(TASK GOAL)
Every line containing the word "label" needs to be found and copied.

--- TASK INPUT ---

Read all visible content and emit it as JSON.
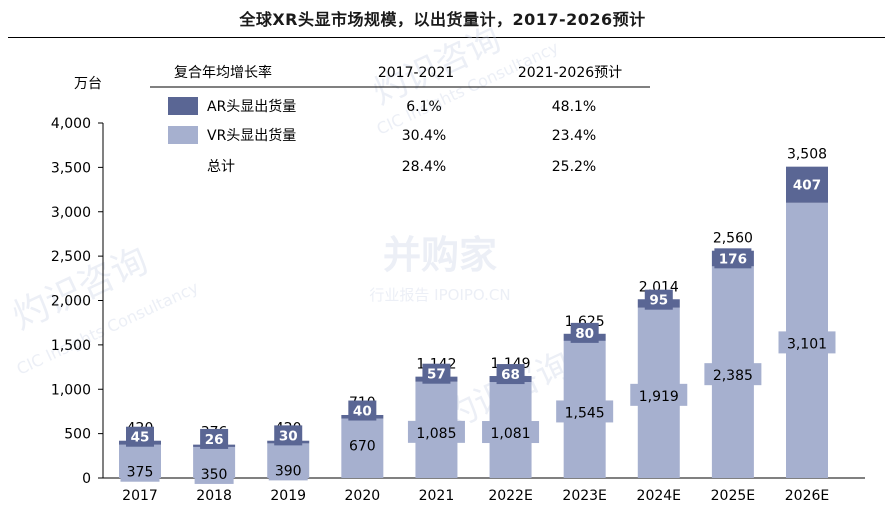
{
  "title": "全球XR头显市场规模，以出货量计，2017-2026预计",
  "watermarks": {
    "brand": "并购家",
    "sub": "行业报告 IPOIPO.CN",
    "cic_cn": "灼识咨询",
    "cic_en": "CIC Insights Consultancy"
  },
  "colors": {
    "ar": "#5a6694",
    "vr": "#a6b0cf",
    "axis": "#000000"
  },
  "cagr_table": {
    "header": "复合年均增长率",
    "period1": "2017-2021",
    "period2": "2021-2026预计",
    "rows": [
      {
        "key": "ar",
        "label": "AR头显出货量",
        "v1": "6.1%",
        "v2": "48.1%"
      },
      {
        "key": "vr",
        "label": "VR头显出货量",
        "v1": "30.4%",
        "v2": "23.4%"
      },
      {
        "key": "total",
        "label": "总计",
        "v1": "28.4%",
        "v2": "25.2%"
      }
    ]
  },
  "chart_data": {
    "type": "bar",
    "stacked": true,
    "unit": "万台",
    "categories": [
      "2017",
      "2018",
      "2019",
      "2020",
      "2021",
      "2022E",
      "2023E",
      "2024E",
      "2025E",
      "2026E"
    ],
    "series": [
      {
        "name": "VR头显出货量",
        "values": [
          375,
          350,
          390,
          670,
          1085,
          1081,
          1545,
          1919,
          2385,
          3101
        ]
      },
      {
        "name": "AR头显出货量",
        "values": [
          45,
          26,
          30,
          40,
          57,
          68,
          80,
          95,
          176,
          407
        ]
      }
    ],
    "totals": [
      "420",
      "376",
      "420",
      "710",
      "1,142",
      "1,149",
      "1,625",
      "2,014",
      "2,560",
      "3,508"
    ],
    "ylim": [
      0,
      4000
    ],
    "yticks": [
      "0",
      "500",
      "1,000",
      "1,500",
      "2,000",
      "2,500",
      "3,000",
      "3,500",
      "4,000"
    ]
  }
}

---

(TASK RESPONSE)
        "label": "AR头显出货量",
        "label": "VR头显出货量",
        "label": "总计",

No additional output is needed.